BEGIN INPUT MATERIAL

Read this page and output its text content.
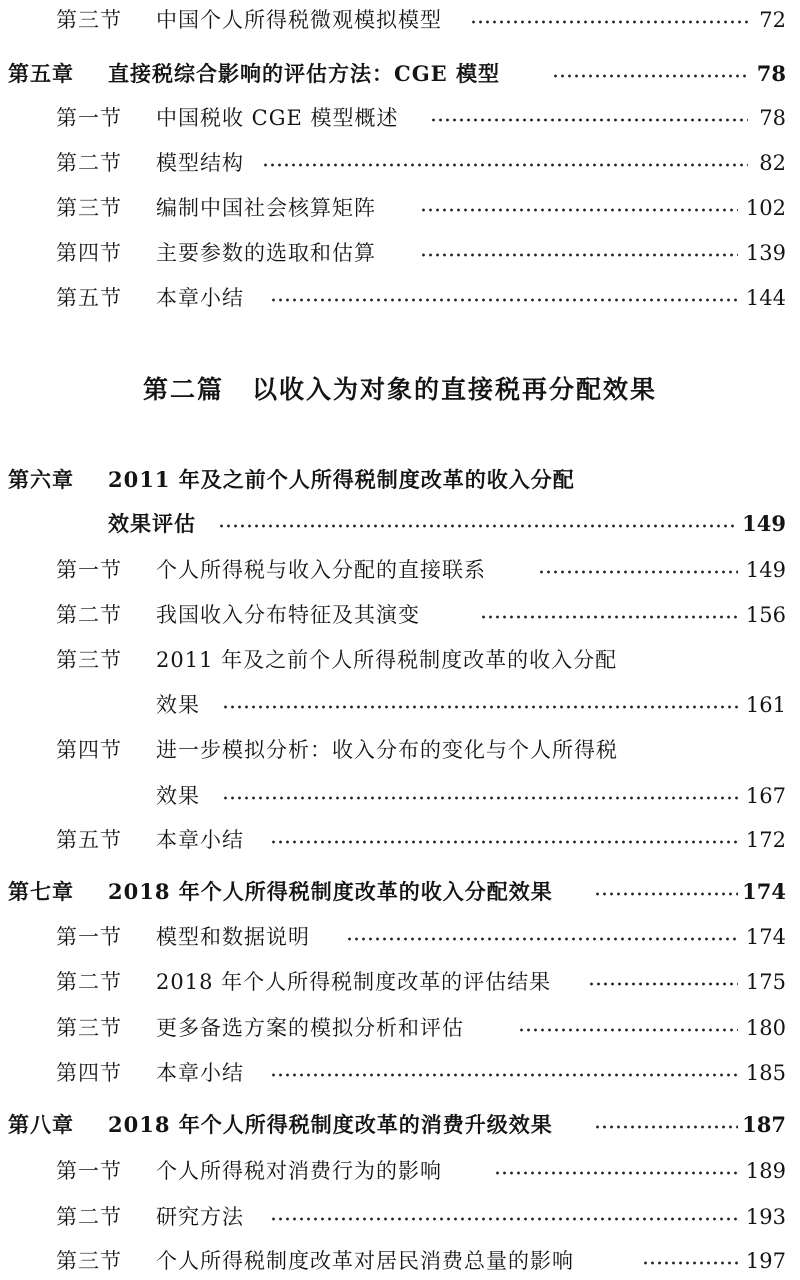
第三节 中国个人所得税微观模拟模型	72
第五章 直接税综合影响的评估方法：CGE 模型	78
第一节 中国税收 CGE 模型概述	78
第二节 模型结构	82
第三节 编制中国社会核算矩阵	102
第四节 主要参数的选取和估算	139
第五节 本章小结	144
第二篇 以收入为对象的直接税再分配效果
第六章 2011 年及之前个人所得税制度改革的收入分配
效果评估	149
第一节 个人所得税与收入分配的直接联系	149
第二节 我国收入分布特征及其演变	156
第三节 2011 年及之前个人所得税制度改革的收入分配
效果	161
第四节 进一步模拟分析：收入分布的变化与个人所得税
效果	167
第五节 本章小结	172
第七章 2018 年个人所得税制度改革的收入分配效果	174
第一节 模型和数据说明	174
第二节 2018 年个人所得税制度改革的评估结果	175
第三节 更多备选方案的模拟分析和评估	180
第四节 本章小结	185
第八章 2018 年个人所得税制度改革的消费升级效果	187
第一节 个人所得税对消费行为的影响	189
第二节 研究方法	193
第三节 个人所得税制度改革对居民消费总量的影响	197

END INPUT MATERIAL
BEGIN INPUT MATERIAL

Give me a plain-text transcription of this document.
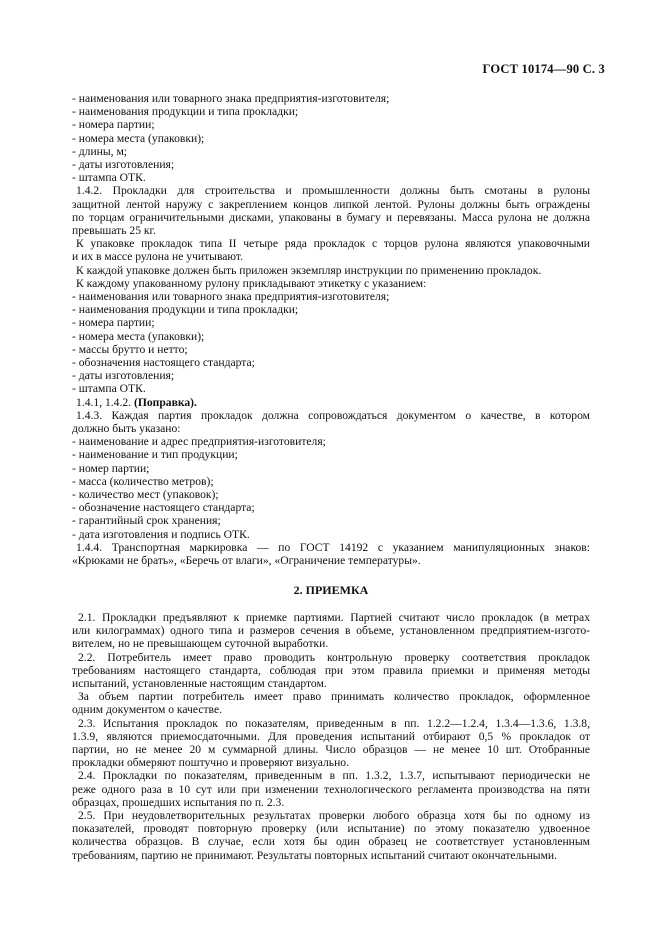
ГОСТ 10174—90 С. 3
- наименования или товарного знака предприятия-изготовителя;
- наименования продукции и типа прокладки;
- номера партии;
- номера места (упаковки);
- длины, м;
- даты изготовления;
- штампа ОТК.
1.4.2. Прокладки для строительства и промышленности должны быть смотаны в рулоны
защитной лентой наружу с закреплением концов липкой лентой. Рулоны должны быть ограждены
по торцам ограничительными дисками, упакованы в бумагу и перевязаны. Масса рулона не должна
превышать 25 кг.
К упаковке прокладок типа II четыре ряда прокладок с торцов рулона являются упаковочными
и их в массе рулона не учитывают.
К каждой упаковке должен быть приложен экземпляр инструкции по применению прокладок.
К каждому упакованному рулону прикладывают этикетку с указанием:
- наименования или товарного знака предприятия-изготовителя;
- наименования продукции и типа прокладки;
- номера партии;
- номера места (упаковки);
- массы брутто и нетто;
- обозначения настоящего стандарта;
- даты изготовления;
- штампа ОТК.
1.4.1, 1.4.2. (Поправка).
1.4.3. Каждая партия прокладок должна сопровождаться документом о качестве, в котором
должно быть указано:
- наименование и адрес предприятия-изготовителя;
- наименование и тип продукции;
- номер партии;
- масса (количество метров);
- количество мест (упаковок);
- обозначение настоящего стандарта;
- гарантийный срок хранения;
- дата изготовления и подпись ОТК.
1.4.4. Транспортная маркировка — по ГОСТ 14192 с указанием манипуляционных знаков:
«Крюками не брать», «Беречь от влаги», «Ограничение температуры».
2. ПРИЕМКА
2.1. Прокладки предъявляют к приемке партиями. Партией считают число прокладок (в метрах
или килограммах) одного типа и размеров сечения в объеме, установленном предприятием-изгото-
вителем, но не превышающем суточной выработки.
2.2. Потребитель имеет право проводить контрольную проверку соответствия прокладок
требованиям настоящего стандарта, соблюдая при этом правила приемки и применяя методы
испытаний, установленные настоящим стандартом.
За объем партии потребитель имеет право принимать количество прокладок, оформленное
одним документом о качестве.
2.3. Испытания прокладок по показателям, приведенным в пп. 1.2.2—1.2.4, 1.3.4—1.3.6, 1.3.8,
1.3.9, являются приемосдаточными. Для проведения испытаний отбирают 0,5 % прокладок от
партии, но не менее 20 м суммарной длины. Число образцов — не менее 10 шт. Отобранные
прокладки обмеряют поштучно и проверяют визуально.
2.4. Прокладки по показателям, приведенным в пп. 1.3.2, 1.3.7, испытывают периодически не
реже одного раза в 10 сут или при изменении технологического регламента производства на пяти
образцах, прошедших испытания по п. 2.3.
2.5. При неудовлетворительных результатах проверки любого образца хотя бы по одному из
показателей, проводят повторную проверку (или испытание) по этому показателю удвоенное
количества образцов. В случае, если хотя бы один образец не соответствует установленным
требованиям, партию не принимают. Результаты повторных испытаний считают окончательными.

END INPUT MATERIAL
BEGIN INPUT MATERIAL

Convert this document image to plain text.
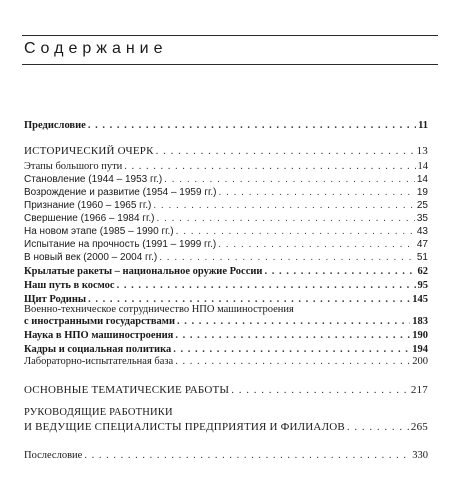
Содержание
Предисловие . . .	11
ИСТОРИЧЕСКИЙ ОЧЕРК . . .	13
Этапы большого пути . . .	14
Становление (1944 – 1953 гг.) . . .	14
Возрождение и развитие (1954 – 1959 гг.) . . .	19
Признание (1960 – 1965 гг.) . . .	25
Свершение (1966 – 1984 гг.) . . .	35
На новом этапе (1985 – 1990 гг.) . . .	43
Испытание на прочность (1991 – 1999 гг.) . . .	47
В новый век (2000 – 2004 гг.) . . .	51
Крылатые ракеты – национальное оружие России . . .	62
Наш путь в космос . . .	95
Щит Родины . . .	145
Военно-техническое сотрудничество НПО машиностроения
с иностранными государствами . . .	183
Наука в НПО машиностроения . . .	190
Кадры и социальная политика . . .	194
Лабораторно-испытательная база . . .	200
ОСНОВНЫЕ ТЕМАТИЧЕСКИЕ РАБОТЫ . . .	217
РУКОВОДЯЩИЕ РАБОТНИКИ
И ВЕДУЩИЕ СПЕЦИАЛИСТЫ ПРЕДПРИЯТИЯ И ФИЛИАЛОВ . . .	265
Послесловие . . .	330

END INPUT MATERIAL

[WRITTEN PROBLEM]: Gather each line in the entries above where the string "年及之前个人所得税制度改革的收入分配" is found.

[PROBLEM SOLUTION]:
第六章 2011 年及之前个人所得税制度改革的收入分配
第三节 2011 年及之前个人所得税制度改革的收入分配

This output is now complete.